> **What you are asked to do**: Repeat all of the data precisely.

[Entries taken from a collection]

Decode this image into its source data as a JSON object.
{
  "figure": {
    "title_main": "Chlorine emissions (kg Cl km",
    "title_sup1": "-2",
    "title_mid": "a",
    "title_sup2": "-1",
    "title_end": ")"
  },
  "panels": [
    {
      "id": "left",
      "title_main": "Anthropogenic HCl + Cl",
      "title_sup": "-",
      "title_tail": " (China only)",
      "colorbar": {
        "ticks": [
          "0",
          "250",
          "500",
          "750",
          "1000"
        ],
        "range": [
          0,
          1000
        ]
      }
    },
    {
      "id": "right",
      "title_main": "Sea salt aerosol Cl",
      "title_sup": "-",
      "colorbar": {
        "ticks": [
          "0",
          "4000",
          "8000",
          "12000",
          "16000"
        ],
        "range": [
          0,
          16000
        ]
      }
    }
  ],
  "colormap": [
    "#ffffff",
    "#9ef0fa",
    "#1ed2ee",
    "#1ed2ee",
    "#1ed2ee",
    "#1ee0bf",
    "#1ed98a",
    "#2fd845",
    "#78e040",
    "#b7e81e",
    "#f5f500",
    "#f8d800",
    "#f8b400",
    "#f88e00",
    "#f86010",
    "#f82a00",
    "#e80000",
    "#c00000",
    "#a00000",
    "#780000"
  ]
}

> **Task result**:
Decode this image into its source data as a JSON object.
{
  "figure": {
    "title_main": "Chlorine emissions (kg Cl km",
    "title_sup1": "-2",
    "title_mid": "a",
    "title_sup2": "-1",
    "title_end": ")"
  },
  "panels": [
    {
      "id": "left",
      "title_main": "Anthropogenic HCl + Cl",
      "title_sup": "-",
      "title_tail": " (China only)",
      "colorbar": {
        "ticks": [
          "0",
          "250",
          "500",
          "750",
          "1000"
        ],
        "range": [
          0,
          1000
        ]
      }
    },
    {
      "id": "right",
      "title_main": "Sea salt aerosol Cl",
      "title_sup": "-",
      "colorbar": {
        "ticks": [
          "0",
          "4000",
          "8000",
          "12000",
          "16000"
        ],
        "range": [
          0,
          16000
        ]
      }
    }
  ],
  "colormap": [
    "#ffffff",
    "#9ef0fa",
    "#1ed2ee",
    "#1ed2ee",
    "#1ed2ee",
    "#1ee0bf",
    "#1ed98a",
    "#2fd845",
    "#78e040",
    "#b7e81e",
    "#f5f500",
    "#f8d800",
    "#f8b400",
    "#f88e00",
    "#f86010",
    "#f82a00",
    "#e80000",
    "#c00000",
    "#a00000",
    "#780000"
  ]
}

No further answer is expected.